GOAL:
Without including any pictures, write out all the entries exactly.

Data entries
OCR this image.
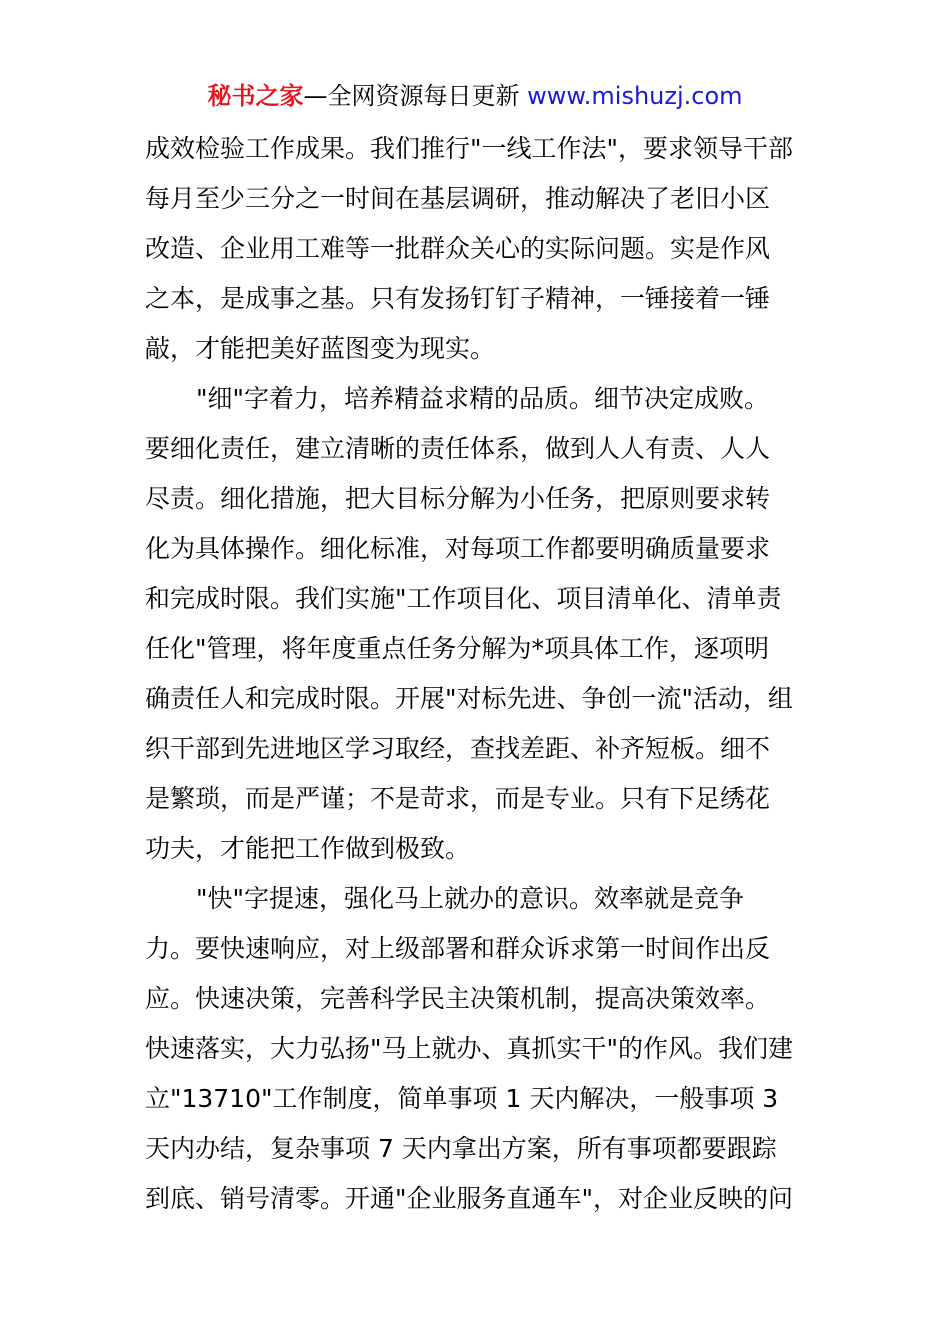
秘书之家—全网资源每日更新 www.mishuzj.com
成效检验工作成果。我们推行"一线工作法"，要求领导干部
每月至少三分之一时间在基层调研，推动解决了老旧小区
改造、企业用工难等一批群众关心的实际问题。实是作风
之本，是成事之基。只有发扬钉钉子精神，一锤接着一锤
敲，才能把美好蓝图变为现实。
"细"字着力，培养精益求精的品质。细节决定成败。
要细化责任，建立清晰的责任体系，做到人人有责、人人
尽责。细化措施，把大目标分解为小任务，把原则要求转
化为具体操作。细化标准，对每项工作都要明确质量要求
和完成时限。我们实施"工作项目化、项目清单化、清单责
任化"管理，将年度重点任务分解为*项具体工作，逐项明
确责任人和完成时限。开展"对标先进、争创一流"活动，组
织干部到先进地区学习取经，查找差距、补齐短板。细不
是繁琐，而是严谨；不是苛求，而是专业。只有下足绣花
功夫，才能把工作做到极致。
"快"字提速，强化马上就办的意识。效率就是竞争
力。要快速响应，对上级部署和群众诉求第一时间作出反
应。快速决策，完善科学民主决策机制，提高决策效率。
快速落实，大力弘扬"马上就办、真抓实干"的作风。我们建
立"13710"工作制度，简单事项 1 天内解决，一般事项 3
天内办结，复杂事项 7 天内拿出方案，所有事项都要跟踪
到底、销号清零。开通"企业服务直通车"，对企业反映的问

FINAL RESULT:
OCR this image.
秘书之家—全网资源每日更新 www.mishuzj.com
成效检验工作成果。我们推行"一线工作法"，要求领导干部
每月至少三分之一时间在基层调研，推动解决了老旧小区
改造、企业用工难等一批群众关心的实际问题。实是作风
之本，是成事之基。只有发扬钉钉子精神，一锤接着一锤
敲，才能把美好蓝图变为现实。
"细"字着力，培养精益求精的品质。细节决定成败。
要细化责任，建立清晰的责任体系，做到人人有责、人人
尽责。细化措施，把大目标分解为小任务，把原则要求转
化为具体操作。细化标准，对每项工作都要明确质量要求
和完成时限。我们实施"工作项目化、项目清单化、清单责
任化"管理，将年度重点任务分解为*项具体工作，逐项明
确责任人和完成时限。开展"对标先进、争创一流"活动，组
织干部到先进地区学习取经，查找差距、补齐短板。细不
是繁琐，而是严谨；不是苛求，而是专业。只有下足绣花
功夫，才能把工作做到极致。
"快"字提速，强化马上就办的意识。效率就是竞争
力。要快速响应，对上级部署和群众诉求第一时间作出反
应。快速决策，完善科学民主决策机制，提高决策效率。
快速落实，大力弘扬"马上就办、真抓实干"的作风。我们建
立"13710"工作制度，简单事项 1 天内解决，一般事项 3
天内办结，复杂事项 7 天内拿出方案，所有事项都要跟踪
到底、销号清零。开通"企业服务直通车"，对企业反映的问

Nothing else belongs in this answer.